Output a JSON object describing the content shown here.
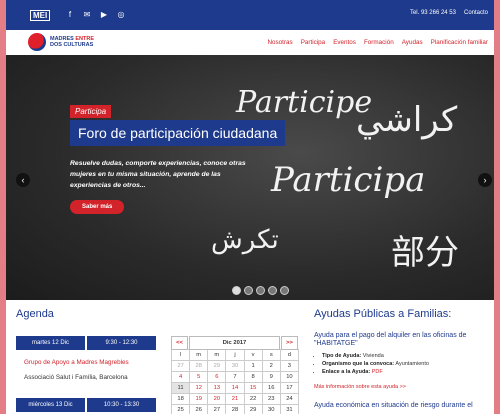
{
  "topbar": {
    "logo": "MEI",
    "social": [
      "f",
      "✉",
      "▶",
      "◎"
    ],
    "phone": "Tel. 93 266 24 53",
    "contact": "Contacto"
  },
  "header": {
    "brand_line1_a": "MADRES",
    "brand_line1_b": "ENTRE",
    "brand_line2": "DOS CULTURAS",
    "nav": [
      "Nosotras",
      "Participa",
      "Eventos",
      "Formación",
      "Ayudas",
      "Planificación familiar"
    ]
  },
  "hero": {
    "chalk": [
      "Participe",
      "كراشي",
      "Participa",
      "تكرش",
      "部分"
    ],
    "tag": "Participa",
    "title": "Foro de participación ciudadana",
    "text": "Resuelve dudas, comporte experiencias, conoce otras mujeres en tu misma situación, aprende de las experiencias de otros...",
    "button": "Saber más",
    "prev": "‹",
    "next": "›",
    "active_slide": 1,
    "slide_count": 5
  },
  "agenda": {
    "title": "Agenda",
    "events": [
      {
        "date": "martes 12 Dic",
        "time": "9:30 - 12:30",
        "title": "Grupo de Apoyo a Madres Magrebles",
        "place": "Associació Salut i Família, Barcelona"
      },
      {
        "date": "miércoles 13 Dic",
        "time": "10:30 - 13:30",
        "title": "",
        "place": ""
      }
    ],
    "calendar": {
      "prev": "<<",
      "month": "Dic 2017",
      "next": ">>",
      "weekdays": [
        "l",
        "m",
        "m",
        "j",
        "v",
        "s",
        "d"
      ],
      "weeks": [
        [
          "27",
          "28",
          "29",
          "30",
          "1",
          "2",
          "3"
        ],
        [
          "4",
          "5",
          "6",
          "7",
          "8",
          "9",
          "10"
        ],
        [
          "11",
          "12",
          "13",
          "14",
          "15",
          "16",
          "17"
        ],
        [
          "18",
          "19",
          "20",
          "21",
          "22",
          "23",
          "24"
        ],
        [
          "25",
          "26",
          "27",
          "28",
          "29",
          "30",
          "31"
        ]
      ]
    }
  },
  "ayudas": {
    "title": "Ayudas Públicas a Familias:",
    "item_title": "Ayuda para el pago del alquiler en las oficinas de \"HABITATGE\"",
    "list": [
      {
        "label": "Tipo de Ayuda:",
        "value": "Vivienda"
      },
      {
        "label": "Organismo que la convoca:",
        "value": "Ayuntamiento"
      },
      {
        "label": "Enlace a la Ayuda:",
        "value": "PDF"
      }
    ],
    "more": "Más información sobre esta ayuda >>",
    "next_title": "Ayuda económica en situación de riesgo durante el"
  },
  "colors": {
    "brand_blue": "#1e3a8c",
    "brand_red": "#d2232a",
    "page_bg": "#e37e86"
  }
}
──────────
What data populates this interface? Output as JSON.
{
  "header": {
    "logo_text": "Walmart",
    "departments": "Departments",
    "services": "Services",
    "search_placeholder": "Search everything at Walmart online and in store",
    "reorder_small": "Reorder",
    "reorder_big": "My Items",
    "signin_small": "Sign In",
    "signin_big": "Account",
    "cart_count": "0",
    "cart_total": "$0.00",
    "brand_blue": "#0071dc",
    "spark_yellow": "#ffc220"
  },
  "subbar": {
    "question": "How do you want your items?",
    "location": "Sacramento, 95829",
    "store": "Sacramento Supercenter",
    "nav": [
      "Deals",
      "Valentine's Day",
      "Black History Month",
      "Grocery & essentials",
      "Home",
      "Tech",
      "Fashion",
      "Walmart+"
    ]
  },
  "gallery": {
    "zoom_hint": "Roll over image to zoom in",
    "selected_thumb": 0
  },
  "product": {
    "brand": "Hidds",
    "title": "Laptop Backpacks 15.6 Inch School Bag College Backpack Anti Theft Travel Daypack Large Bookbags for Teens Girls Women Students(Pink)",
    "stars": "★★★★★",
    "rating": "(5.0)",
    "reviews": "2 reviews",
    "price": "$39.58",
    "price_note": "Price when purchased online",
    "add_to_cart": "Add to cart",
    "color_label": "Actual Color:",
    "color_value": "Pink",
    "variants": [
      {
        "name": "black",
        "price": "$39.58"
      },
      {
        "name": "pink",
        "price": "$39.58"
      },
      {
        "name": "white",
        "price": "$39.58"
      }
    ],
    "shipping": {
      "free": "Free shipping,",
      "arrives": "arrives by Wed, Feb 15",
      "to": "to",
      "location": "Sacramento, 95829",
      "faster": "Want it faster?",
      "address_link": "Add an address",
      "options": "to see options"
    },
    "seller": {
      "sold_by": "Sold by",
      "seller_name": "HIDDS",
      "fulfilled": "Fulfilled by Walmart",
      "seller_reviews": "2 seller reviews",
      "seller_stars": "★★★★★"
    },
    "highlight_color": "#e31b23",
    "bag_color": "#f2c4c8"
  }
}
──────────
* [YOUR TASK]: List all lines from the entries that include the word "Output".

* [ANSWER IN FULL]:
Output a JSON object describing the content shown here.
What data populates this interface? Output as JSON.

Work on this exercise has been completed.